◆ **Exercise task**
Reproduce the records below in full and without edits, omitting images.
---------------
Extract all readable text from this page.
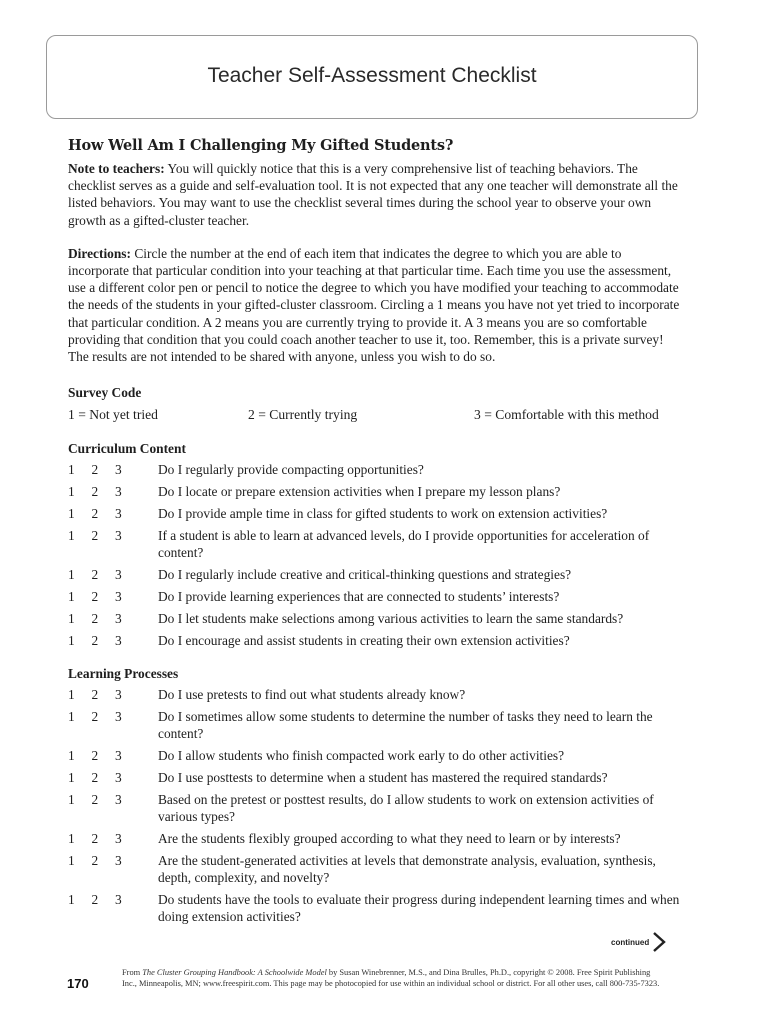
Teacher Self-Assessment Checklist
How Well Am I Challenging My Gifted Students?

Note to teachers: You will quickly notice that this is a very comprehensive list of teaching behaviors. The checklist serves as a guide and self-evaluation tool. It is not expected that any one teacher will demonstrate all the listed behaviors. You may want to use the checklist several times during the school year to observe your own growth as a gifted-cluster teacher.

Directions: Circle the number at the end of each item that indicates the degree to which you are able to incorporate that particular condition into your teaching at that particular time. Each time you use the assessment, use a different color pen or pencil to notice the degree to which you have modified your teaching to accommodate the needs of the students in your gifted-cluster classroom. Circling a 1 means you have not yet tried to incorporate that particular condition. A 2 means you are currently trying to provide it. A 3 means you are so comfortable providing that condition that you could coach another teacher to use it, too. Remember, this is a private survey! The results are not intended to be shared with anyone, unless you wish to do so.

Survey Code
1 = Not yet tried	2 = Currently trying	3 = Comfortable with this method
Curriculum Content
1	2	3	Do I regularly provide compacting opportunities?
1	2	3	Do I locate or prepare extension activities when I prepare my lesson plans?
1	2	3	Do I provide ample time in class for gifted students to work on extension activities?
1	2	3	If a student is able to learn at advanced levels, do I provide opportunities for acceleration of content?
1	2	3	Do I regularly include creative and critical-thinking questions and strategies?
1	2	3	Do I provide learning experiences that are connected to students’ interests?
1	2	3	Do I let students make selections among various activities to learn the same standards?
1	2	3	Do I encourage and assist students in creating their own extension activities?
Learning Processes
1	2	3	Do I use pretests to find out what students already know?
1	2	3	Do I sometimes allow some students to determine the number of tasks they need to learn the content?
1	2	3	Do I allow students who finish compacted work early to do other activities?
1	2	3	Do I use posttests to determine when a student has mastered the required standards?
1	2	3	Based on the pretest or posttest results, do I allow students to work on extension activities of various types?
1	2	3	Are the students flexibly grouped according to what they need to learn or by interests?
1	2	3	Are the student-generated activities at levels that demonstrate analysis, evaluation, synthesis, depth, complexity, and novelty?
1	2	3	Do students have the tools to evaluate their progress during independent learning times and when doing extension activities?
continued
170
From The Cluster Grouping Handbook: A Schoolwide Model by Susan Winebrenner, M.S., and Dina Brulles, Ph.D., copyright © 2008. Free Spirit Publishing Inc., Minneapolis, MN; www.freespirit.com. This page may be photocopied for use within an individual school or district. For all other uses, call 800-735-7323.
---------------
◆ **Solution for this exercise**
Extract all readable text from this page.
Teacher Self-Assessment Checklist
How Well Am I Challenging My Gifted Students?

Note to teachers: You will quickly notice that this is a very comprehensive list of teaching behaviors. The checklist serves as a guide and self-evaluation tool. It is not expected that any one teacher will demonstrate all the listed behaviors. You may want to use the checklist several times during the school year to observe your own growth as a gifted-cluster teacher.

Directions: Circle the number at the end of each item that indicates the degree to which you are able to incorporate that particular condition into your teaching at that particular time. Each time you use the assessment, use a different color pen or pencil to notice the degree to which you have modified your teaching to accommodate the needs of the students in your gifted-cluster classroom. Circling a 1 means you have not yet tried to incorporate that particular condition. A 2 means you are currently trying to provide it. A 3 means you are so comfortable providing that condition that you could coach another teacher to use it, too. Remember, this is a private survey! The results are not intended to be shared with anyone, unless you wish to do so.

Survey Code
1 = Not yet tried	2 = Currently trying	3 = Comfortable with this method
Curriculum Content
1	2	3	Do I regularly provide compacting opportunities?
1	2	3	Do I locate or prepare extension activities when I prepare my lesson plans?
1	2	3	Do I provide ample time in class for gifted students to work on extension activities?
1	2	3	If a student is able to learn at advanced levels, do I provide opportunities for acceleration of content?
1	2	3	Do I regularly include creative and critical-thinking questions and strategies?
1	2	3	Do I provide learning experiences that are connected to students’ interests?
1	2	3	Do I let students make selections among various activities to learn the same standards?
1	2	3	Do I encourage and assist students in creating their own extension activities?
Learning Processes
1	2	3	Do I use pretests to find out what students already know?
1	2	3	Do I sometimes allow some students to determine the number of tasks they need to learn the content?
1	2	3	Do I allow students who finish compacted work early to do other activities?
1	2	3	Do I use posttests to determine when a student has mastered the required standards?
1	2	3	Based on the pretest or posttest results, do I allow students to work on extension activities of various types?
1	2	3	Are the students flexibly grouped according to what they need to learn or by interests?
1	2	3	Are the student-generated activities at levels that demonstrate analysis, evaluation, synthesis, depth, complexity, and novelty?
1	2	3	Do students have the tools to evaluate their progress during independent learning times and when doing extension activities?
continued
170
From The Cluster Grouping Handbook: A Schoolwide Model by Susan Winebrenner, M.S., and Dina Brulles, Ph.D., copyright © 2008. Free Spirit Publishing Inc., Minneapolis, MN; www.freespirit.com. This page may be photocopied for use within an individual school or district. For all other uses, call 800-735-7323.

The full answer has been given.